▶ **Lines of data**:
——

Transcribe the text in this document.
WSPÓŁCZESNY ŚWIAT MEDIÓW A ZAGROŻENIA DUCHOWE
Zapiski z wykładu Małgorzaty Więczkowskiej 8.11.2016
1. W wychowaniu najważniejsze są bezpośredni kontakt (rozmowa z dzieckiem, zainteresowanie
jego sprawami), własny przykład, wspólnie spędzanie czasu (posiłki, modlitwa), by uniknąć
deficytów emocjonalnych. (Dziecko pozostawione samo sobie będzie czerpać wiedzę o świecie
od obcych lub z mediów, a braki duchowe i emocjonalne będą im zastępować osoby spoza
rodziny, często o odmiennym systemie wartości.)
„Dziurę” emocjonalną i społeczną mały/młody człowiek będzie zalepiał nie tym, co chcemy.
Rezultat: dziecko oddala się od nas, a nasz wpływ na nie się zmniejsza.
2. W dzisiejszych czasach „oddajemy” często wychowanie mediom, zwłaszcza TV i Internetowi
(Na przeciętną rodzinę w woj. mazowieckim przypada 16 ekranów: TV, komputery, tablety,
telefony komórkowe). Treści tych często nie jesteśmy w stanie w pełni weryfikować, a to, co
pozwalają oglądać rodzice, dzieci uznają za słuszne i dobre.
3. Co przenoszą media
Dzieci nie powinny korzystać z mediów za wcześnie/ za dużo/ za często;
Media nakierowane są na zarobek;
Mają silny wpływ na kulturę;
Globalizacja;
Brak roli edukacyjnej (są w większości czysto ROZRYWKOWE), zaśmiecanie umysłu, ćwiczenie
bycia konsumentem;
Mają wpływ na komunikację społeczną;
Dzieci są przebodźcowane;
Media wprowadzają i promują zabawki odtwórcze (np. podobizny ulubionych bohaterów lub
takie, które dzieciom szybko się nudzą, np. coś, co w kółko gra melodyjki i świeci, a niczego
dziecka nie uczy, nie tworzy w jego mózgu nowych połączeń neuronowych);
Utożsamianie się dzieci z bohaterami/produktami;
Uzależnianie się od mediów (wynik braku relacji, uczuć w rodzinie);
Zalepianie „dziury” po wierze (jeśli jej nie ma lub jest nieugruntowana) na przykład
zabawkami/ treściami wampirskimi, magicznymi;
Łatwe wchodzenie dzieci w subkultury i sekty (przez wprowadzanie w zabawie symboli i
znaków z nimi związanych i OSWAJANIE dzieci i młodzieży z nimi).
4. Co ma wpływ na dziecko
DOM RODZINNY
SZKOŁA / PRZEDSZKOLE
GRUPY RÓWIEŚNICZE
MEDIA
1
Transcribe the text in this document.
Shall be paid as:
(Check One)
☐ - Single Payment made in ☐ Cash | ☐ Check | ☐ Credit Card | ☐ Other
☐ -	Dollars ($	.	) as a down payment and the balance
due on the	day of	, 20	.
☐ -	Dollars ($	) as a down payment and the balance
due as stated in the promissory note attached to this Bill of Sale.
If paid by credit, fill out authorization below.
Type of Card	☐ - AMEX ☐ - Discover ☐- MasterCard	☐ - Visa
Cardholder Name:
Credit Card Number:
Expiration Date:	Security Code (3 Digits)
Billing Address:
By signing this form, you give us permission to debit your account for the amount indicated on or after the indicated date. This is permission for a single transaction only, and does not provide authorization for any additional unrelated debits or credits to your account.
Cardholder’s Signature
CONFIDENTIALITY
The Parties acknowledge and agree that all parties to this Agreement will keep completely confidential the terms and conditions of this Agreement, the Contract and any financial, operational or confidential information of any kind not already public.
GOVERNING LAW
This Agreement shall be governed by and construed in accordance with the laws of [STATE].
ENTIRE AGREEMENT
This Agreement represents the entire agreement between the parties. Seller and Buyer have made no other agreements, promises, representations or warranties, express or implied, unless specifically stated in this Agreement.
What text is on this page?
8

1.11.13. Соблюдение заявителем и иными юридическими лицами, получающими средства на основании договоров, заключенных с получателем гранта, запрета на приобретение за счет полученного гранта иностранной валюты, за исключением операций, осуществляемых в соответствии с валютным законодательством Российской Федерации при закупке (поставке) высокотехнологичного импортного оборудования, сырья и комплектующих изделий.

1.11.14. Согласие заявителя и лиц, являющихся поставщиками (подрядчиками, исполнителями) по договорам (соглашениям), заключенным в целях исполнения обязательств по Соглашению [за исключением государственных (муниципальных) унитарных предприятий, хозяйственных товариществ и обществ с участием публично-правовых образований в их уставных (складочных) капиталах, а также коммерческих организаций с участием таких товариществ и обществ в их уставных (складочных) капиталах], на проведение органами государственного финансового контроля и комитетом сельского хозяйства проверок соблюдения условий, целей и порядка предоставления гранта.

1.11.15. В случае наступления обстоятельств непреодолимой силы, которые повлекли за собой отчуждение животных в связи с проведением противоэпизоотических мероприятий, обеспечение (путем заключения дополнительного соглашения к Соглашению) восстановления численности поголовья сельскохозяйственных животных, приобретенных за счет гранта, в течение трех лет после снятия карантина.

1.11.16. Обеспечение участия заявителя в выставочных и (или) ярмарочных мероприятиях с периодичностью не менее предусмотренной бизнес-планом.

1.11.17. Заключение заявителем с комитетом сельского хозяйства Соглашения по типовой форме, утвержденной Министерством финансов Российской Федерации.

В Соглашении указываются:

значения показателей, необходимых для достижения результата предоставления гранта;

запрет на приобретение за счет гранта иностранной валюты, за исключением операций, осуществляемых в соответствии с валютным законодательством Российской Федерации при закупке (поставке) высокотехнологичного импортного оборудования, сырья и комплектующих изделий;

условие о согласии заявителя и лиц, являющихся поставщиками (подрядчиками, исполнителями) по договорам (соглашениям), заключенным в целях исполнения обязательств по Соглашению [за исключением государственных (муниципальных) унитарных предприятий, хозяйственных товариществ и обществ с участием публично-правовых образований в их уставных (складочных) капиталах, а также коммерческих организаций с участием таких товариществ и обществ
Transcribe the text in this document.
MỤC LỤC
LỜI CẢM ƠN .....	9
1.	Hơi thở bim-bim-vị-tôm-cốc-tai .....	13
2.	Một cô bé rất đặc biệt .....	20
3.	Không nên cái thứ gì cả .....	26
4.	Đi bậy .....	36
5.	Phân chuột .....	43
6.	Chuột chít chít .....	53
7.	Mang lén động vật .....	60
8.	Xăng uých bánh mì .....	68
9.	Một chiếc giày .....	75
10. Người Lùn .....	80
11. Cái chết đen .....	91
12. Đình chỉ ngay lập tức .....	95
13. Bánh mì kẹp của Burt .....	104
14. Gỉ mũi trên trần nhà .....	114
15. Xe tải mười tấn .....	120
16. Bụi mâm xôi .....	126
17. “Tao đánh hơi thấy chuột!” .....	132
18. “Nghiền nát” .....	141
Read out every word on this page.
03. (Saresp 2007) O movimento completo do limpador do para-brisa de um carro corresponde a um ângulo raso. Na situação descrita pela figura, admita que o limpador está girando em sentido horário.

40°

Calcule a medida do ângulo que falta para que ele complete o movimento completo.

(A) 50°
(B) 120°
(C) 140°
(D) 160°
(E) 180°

——

▶ **What you have to do**:
Pull out every line in the material above where "Cardholder" occurs.

▶ **Reply to the exercise**:
Cardholder Name:
Cardholder’s Signature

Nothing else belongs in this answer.